* Set exercise
Read through the records below and copy each line that uses the word "vaadin".

* Data for this exercise
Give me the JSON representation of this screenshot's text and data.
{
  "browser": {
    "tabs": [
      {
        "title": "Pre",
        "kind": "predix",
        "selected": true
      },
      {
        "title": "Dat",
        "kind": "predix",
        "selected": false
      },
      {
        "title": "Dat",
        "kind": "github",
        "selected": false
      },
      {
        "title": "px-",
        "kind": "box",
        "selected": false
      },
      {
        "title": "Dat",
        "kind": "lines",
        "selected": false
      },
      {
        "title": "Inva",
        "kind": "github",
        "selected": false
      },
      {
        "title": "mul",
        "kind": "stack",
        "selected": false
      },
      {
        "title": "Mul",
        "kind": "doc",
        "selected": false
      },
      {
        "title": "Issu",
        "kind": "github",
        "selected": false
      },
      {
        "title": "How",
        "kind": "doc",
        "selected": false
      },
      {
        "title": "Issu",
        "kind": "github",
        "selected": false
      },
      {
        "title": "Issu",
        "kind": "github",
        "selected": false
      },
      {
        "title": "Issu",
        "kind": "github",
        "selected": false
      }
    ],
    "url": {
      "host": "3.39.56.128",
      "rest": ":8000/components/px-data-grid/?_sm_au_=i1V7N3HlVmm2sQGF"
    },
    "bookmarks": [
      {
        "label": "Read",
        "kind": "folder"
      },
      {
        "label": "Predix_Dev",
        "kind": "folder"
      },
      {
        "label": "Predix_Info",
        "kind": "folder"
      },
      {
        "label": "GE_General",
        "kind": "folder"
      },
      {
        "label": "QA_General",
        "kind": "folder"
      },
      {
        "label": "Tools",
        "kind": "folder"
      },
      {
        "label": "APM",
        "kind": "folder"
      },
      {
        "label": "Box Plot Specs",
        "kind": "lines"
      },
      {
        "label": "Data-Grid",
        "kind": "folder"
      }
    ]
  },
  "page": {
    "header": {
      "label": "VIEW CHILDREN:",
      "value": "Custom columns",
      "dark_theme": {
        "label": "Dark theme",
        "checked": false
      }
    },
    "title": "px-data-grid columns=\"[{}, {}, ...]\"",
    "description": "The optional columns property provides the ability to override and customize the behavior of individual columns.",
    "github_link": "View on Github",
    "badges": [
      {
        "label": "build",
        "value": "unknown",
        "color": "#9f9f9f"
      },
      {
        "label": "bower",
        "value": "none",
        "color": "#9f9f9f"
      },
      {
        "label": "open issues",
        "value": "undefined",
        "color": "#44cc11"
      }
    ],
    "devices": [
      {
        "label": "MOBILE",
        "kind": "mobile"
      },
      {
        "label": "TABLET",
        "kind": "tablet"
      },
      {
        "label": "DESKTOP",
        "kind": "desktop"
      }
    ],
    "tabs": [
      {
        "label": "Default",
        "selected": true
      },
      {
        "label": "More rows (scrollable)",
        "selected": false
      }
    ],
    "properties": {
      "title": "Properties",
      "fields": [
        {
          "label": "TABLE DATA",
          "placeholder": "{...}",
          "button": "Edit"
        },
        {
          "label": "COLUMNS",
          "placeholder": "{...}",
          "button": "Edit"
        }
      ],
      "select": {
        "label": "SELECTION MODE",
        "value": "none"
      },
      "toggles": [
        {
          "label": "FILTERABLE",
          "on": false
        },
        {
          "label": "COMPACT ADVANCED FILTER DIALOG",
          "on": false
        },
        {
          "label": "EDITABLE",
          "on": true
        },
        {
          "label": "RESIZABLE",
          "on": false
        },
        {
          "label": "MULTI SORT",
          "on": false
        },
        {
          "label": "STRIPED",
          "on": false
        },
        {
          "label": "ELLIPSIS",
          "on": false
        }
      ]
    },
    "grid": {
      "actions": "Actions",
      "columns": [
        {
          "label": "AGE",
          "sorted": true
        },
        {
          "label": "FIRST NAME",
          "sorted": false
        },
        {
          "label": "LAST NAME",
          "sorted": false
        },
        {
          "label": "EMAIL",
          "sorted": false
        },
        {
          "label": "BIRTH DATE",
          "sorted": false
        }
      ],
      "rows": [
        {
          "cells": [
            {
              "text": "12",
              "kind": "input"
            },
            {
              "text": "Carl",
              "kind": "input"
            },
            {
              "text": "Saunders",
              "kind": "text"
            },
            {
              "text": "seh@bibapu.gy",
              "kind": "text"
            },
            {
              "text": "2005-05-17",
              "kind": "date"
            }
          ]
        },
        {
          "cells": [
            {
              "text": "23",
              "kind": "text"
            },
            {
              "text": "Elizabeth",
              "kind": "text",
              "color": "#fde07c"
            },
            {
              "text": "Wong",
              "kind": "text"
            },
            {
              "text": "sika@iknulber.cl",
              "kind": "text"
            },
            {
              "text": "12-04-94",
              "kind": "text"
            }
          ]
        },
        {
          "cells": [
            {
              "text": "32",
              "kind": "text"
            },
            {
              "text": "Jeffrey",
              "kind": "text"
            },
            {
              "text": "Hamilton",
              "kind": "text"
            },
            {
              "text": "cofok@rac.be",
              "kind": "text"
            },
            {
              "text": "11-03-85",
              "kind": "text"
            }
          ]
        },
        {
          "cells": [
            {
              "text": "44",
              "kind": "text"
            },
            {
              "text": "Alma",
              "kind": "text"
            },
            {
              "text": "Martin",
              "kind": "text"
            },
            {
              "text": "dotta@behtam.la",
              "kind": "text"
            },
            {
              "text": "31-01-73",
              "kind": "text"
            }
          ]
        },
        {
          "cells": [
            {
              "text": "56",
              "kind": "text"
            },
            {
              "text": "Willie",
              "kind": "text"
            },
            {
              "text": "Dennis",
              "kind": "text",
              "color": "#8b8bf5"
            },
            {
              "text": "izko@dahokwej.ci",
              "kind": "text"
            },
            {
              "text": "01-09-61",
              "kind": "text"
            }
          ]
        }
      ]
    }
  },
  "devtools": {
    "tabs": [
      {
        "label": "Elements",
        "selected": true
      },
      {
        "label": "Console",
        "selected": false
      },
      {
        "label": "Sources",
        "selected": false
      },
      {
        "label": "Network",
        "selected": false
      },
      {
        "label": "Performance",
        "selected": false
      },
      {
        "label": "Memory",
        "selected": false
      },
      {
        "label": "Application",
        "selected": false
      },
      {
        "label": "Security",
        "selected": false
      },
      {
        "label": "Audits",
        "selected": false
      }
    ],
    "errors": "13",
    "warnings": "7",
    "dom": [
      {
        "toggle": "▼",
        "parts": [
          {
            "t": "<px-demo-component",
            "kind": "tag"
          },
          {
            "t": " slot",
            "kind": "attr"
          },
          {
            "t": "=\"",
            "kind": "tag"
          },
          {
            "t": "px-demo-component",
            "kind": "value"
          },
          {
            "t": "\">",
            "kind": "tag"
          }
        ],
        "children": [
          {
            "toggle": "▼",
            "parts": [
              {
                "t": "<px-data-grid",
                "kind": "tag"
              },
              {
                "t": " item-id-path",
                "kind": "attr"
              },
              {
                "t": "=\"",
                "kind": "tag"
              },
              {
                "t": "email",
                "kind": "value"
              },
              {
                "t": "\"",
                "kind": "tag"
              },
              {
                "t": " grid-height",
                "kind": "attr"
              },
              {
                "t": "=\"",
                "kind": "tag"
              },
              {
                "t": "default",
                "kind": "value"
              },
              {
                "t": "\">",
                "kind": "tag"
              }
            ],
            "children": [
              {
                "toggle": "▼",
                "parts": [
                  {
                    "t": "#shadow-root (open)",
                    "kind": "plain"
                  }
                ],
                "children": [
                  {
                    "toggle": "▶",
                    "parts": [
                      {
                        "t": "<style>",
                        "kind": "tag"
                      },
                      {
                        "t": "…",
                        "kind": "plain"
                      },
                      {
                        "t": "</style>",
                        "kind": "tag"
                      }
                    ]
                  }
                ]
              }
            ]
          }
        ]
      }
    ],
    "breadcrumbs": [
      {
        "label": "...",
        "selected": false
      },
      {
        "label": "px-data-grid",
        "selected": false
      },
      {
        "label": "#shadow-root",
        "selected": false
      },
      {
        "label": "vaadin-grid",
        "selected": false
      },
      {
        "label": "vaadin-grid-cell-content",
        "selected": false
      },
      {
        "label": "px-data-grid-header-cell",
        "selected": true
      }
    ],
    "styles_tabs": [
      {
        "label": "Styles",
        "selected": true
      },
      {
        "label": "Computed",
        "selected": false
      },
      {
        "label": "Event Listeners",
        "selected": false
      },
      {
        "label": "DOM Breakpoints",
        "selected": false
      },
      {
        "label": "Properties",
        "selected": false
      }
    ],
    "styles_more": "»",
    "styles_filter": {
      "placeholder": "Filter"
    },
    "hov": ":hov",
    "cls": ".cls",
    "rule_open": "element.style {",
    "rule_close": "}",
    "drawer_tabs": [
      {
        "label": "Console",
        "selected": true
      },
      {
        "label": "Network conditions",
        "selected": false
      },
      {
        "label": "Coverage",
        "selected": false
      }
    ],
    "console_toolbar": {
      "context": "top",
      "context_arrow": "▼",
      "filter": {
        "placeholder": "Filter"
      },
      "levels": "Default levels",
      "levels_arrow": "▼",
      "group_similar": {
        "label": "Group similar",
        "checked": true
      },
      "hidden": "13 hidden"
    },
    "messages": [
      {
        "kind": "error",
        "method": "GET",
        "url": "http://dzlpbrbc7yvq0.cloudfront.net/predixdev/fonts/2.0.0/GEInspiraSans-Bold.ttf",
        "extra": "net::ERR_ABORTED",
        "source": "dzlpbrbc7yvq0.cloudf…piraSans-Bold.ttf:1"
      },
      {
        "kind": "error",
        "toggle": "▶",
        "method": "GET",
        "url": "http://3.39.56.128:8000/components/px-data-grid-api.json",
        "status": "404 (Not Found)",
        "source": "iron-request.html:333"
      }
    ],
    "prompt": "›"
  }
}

* Full response
        "label": "vaadin-grid",
        "label": "vaadin-grid-cell-content",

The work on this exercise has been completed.